Exercise instructions
Across all the lines below, how many contain the string "глаголи"? Please reply with the number only.

Source data
** start **

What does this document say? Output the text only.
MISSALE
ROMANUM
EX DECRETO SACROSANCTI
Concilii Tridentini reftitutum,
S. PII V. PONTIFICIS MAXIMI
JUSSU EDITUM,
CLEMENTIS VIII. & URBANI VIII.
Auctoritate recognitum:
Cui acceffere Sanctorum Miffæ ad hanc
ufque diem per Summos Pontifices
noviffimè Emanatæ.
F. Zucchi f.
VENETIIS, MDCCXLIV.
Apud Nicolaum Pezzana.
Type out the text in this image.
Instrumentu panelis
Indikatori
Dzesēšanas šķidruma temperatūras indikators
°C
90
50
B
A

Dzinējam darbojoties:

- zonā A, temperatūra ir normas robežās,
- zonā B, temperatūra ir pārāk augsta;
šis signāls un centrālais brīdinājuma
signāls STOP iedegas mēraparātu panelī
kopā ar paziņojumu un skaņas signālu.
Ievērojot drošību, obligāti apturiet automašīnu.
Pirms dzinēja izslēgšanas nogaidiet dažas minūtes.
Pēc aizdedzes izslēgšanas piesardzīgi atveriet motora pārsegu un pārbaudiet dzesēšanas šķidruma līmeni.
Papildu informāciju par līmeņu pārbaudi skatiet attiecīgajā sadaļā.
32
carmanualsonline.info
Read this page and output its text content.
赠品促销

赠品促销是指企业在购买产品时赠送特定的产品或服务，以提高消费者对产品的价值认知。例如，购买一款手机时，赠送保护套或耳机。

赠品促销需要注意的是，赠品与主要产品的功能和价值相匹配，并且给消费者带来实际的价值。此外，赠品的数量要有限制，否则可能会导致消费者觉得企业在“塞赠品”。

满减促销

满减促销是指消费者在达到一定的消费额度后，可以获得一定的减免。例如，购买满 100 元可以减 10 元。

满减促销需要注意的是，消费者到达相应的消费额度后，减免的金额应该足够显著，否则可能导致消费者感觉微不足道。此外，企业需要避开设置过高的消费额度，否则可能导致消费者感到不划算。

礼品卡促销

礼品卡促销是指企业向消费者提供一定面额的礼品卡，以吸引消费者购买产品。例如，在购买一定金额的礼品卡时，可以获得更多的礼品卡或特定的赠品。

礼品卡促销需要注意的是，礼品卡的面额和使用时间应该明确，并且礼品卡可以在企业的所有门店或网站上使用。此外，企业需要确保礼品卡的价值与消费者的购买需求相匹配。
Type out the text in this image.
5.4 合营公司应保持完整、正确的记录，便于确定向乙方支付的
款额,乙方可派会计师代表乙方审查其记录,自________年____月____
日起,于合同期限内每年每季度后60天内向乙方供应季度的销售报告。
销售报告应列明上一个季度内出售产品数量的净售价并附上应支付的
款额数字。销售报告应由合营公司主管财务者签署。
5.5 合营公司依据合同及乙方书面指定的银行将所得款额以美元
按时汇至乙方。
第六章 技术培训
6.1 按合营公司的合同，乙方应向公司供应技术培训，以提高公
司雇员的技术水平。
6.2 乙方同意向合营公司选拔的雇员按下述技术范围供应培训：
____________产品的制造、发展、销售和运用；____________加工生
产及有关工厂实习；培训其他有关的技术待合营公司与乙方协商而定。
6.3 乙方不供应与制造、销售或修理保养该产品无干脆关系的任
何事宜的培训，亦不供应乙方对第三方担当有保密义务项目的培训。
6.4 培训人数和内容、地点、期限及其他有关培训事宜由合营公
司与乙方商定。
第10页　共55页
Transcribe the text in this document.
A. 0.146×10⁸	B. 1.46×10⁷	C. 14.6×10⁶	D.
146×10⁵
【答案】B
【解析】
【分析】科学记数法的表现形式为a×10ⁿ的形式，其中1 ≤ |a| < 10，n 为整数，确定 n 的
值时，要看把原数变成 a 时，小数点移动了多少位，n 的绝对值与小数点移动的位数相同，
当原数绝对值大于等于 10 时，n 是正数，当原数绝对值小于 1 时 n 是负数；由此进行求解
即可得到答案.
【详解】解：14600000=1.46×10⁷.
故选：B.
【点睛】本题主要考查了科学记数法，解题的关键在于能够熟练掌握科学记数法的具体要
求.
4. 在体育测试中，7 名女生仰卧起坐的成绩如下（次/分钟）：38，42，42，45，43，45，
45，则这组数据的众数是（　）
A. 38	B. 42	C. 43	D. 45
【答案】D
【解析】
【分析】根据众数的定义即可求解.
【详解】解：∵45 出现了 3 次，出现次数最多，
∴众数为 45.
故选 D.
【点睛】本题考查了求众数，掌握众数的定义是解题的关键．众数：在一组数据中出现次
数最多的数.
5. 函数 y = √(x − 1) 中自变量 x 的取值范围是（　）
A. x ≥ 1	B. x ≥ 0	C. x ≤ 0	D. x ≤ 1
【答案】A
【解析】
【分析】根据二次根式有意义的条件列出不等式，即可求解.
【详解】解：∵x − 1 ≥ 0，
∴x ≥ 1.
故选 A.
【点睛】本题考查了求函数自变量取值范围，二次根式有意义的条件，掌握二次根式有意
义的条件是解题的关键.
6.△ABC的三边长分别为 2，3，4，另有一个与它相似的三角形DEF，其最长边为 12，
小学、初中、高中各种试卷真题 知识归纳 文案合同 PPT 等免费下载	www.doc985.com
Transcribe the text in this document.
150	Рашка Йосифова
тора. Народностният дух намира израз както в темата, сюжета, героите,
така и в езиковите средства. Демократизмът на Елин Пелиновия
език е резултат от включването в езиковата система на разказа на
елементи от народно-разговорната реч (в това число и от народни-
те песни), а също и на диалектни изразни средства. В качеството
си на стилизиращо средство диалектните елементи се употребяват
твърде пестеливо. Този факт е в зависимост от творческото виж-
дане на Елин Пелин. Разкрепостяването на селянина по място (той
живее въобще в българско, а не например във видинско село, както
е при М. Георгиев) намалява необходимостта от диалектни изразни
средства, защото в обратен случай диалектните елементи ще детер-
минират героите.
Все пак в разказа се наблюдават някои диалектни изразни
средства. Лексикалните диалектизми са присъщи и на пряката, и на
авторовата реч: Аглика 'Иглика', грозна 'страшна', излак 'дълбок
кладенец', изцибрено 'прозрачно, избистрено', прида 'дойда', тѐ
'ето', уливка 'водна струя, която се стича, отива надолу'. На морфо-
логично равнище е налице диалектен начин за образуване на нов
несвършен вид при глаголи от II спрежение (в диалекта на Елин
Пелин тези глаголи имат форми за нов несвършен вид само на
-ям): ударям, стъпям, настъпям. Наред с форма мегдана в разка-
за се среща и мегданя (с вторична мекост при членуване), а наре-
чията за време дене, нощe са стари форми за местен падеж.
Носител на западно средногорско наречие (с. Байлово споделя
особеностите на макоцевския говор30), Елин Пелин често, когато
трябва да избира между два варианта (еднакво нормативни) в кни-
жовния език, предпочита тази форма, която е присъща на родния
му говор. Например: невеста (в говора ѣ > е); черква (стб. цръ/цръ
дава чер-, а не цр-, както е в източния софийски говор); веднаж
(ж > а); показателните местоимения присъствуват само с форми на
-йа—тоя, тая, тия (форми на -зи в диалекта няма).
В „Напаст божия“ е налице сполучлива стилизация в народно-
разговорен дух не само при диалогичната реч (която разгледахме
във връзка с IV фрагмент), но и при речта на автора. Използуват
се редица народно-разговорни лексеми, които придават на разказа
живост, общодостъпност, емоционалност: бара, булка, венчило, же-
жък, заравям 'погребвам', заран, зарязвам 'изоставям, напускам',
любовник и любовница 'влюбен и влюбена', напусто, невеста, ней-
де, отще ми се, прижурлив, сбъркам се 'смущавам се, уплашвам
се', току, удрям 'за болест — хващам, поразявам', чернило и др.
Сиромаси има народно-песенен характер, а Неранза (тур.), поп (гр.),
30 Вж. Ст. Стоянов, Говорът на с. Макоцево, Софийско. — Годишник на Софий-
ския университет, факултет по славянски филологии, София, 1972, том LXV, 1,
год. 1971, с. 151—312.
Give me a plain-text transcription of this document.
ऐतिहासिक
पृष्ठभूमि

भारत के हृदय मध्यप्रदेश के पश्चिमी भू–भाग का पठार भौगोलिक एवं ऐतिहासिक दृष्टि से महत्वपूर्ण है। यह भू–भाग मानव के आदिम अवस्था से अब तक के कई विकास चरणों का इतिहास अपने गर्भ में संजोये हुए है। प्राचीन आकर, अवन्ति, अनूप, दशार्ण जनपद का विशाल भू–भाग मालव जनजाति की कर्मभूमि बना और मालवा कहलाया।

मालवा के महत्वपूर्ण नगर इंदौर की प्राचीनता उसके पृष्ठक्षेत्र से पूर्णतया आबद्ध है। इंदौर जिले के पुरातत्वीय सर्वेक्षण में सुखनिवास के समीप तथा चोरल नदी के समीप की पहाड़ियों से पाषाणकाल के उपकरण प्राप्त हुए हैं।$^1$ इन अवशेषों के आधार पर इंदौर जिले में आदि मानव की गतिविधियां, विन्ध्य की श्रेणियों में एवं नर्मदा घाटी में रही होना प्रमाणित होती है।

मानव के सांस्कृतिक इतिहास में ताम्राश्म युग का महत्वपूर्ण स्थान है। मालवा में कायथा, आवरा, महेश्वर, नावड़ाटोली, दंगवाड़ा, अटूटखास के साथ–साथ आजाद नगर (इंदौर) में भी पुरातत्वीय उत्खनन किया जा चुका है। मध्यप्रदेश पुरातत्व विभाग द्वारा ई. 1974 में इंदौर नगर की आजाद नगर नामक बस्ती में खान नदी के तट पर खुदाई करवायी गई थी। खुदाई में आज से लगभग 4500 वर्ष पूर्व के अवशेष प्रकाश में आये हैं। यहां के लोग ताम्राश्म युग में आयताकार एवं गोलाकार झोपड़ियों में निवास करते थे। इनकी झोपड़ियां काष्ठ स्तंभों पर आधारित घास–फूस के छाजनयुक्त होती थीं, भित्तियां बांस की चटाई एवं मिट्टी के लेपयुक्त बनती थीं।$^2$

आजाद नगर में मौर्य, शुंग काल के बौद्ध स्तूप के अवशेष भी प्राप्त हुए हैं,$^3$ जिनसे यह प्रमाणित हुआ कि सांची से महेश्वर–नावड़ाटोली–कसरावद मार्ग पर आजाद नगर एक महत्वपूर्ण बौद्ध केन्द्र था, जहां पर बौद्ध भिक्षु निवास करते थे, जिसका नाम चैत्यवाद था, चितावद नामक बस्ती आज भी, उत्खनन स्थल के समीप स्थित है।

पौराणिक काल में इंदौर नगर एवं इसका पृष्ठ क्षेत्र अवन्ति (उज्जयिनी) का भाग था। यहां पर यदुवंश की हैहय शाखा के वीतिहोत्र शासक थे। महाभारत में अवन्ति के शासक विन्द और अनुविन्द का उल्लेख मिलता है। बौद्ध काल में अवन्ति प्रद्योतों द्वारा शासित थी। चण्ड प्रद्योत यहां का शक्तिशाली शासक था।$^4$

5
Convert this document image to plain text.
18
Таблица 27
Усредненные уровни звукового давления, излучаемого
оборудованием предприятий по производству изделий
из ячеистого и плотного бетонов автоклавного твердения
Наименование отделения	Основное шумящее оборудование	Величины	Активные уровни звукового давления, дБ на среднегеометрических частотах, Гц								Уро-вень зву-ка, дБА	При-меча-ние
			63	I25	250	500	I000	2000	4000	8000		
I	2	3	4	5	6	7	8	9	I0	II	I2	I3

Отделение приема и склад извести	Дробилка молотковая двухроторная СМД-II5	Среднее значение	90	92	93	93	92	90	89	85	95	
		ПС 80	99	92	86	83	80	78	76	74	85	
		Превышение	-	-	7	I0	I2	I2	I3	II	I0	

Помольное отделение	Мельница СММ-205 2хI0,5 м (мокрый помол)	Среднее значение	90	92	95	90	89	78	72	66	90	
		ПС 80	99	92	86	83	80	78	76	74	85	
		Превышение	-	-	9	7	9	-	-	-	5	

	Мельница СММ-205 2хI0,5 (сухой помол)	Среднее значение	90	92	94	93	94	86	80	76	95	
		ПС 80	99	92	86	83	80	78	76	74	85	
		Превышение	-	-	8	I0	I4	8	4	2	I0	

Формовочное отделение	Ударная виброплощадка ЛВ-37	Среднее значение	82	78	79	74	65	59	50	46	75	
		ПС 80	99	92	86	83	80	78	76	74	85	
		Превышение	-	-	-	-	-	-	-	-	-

** end **

The completed task
2